**Lines of data**
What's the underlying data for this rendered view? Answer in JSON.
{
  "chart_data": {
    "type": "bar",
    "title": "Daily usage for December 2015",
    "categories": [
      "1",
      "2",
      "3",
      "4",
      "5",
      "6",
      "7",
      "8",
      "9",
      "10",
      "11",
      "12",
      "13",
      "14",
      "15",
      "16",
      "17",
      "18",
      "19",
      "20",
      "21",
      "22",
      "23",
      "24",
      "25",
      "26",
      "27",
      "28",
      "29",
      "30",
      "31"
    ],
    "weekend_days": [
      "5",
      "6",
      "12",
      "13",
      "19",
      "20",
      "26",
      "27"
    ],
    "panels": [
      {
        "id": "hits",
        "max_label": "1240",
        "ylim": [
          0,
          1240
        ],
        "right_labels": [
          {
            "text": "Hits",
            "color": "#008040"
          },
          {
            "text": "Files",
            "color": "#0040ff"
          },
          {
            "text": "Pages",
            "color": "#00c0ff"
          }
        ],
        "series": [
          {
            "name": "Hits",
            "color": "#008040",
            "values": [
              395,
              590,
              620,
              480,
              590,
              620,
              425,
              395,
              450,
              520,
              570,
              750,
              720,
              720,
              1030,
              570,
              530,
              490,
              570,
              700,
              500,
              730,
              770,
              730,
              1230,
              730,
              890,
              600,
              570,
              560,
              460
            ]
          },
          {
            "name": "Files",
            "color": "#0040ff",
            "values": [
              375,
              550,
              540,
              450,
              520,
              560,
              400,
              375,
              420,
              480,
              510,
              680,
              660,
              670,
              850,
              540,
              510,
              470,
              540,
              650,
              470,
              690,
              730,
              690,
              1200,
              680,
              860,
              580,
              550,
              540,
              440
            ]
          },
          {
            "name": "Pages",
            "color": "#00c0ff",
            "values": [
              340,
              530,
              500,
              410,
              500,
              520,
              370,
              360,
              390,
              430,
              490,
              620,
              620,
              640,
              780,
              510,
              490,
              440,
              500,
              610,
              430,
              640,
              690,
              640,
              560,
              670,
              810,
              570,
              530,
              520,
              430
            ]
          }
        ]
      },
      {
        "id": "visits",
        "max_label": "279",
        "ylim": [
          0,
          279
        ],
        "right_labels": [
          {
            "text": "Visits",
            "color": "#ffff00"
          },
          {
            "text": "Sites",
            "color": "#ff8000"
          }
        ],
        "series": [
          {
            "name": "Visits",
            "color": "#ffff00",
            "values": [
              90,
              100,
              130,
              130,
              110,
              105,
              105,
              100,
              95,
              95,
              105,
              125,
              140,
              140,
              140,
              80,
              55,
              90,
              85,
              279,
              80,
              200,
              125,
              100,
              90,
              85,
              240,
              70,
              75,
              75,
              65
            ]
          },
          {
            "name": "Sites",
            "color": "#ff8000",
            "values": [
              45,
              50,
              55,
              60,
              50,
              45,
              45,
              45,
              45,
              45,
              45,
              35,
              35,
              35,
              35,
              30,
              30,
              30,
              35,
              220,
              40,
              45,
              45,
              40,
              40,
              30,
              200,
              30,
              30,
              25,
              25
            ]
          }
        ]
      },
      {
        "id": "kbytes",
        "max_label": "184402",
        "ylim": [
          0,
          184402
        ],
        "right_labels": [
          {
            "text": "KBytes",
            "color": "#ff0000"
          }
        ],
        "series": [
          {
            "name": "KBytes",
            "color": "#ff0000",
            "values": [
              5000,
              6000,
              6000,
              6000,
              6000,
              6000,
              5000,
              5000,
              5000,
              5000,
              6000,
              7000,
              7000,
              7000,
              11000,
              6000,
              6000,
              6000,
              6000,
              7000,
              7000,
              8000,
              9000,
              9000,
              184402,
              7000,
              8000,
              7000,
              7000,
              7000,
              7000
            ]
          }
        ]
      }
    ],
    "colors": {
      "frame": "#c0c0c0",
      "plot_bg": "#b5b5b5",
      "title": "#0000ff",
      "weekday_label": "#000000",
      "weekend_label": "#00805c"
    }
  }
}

**SHORT TASK**
Output the records verbatim, from the first line to the last.

**RESULT FOR THIS EXERCISE**
What's the underlying data for this rendered view? Answer in JSON.
{
  "chart_data": {
    "type": "bar",
    "title": "Daily usage for December 2015",
    "categories": [
      "1",
      "2",
      "3",
      "4",
      "5",
      "6",
      "7",
      "8",
      "9",
      "10",
      "11",
      "12",
      "13",
      "14",
      "15",
      "16",
      "17",
      "18",
      "19",
      "20",
      "21",
      "22",
      "23",
      "24",
      "25",
      "26",
      "27",
      "28",
      "29",
      "30",
      "31"
    ],
    "weekend_days": [
      "5",
      "6",
      "12",
      "13",
      "19",
      "20",
      "26",
      "27"
    ],
    "panels": [
      {
        "id": "hits",
        "max_label": "1240",
        "ylim": [
          0,
          1240
        ],
        "right_labels": [
          {
            "text": "Hits",
            "color": "#008040"
          },
          {
            "text": "Files",
            "color": "#0040ff"
          },
          {
            "text": "Pages",
            "color": "#00c0ff"
          }
        ],
        "series": [
          {
            "name": "Hits",
            "color": "#008040",
            "values": [
              395,
              590,
              620,
              480,
              590,
              620,
              425,
              395,
              450,
              520,
              570,
              750,
              720,
              720,
              1030,
              570,
              530,
              490,
              570,
              700,
              500,
              730,
              770,
              730,
              1230,
              730,
              890,
              600,
              570,
              560,
              460
            ]
          },
          {
            "name": "Files",
            "color": "#0040ff",
            "values": [
              375,
              550,
              540,
              450,
              520,
              560,
              400,
              375,
              420,
              480,
              510,
              680,
              660,
              670,
              850,
              540,
              510,
              470,
              540,
              650,
              470,
              690,
              730,
              690,
              1200,
              680,
              860,
              580,
              550,
              540,
              440
            ]
          },
          {
            "name": "Pages",
            "color": "#00c0ff",
            "values": [
              340,
              530,
              500,
              410,
              500,
              520,
              370,
              360,
              390,
              430,
              490,
              620,
              620,
              640,
              780,
              510,
              490,
              440,
              500,
              610,
              430,
              640,
              690,
              640,
              560,
              670,
              810,
              570,
              530,
              520,
              430
            ]
          }
        ]
      },
      {
        "id": "visits",
        "max_label": "279",
        "ylim": [
          0,
          279
        ],
        "right_labels": [
          {
            "text": "Visits",
            "color": "#ffff00"
          },
          {
            "text": "Sites",
            "color": "#ff8000"
          }
        ],
        "series": [
          {
            "name": "Visits",
            "color": "#ffff00",
            "values": [
              90,
              100,
              130,
              130,
              110,
              105,
              105,
              100,
              95,
              95,
              105,
              125,
              140,
              140,
              140,
              80,
              55,
              90,
              85,
              279,
              80,
              200,
              125,
              100,
              90,
              85,
              240,
              70,
              75,
              75,
              65
            ]
          },
          {
            "name": "Sites",
            "color": "#ff8000",
            "values": [
              45,
              50,
              55,
              60,
              50,
              45,
              45,
              45,
              45,
              45,
              45,
              35,
              35,
              35,
              35,
              30,
              30,
              30,
              35,
              220,
              40,
              45,
              45,
              40,
              40,
              30,
              200,
              30,
              30,
              25,
              25
            ]
          }
        ]
      },
      {
        "id": "kbytes",
        "max_label": "184402",
        "ylim": [
          0,
          184402
        ],
        "right_labels": [
          {
            "text": "KBytes",
            "color": "#ff0000"
          }
        ],
        "series": [
          {
            "name": "KBytes",
            "color": "#ff0000",
            "values": [
              5000,
              6000,
              6000,
              6000,
              6000,
              6000,
              5000,
              5000,
              5000,
              5000,
              6000,
              7000,
              7000,
              7000,
              11000,
              6000,
              6000,
              6000,
              6000,
              7000,
              7000,
              8000,
              9000,
              9000,
              184402,
              7000,
              8000,
              7000,
              7000,
              7000,
              7000
            ]
          }
        ]
      }
    ],
    "colors": {
      "frame": "#c0c0c0",
      "plot_bg": "#b5b5b5",
      "title": "#0000ff",
      "weekday_label": "#000000",
      "weekend_label": "#00805c"
    }
  }
}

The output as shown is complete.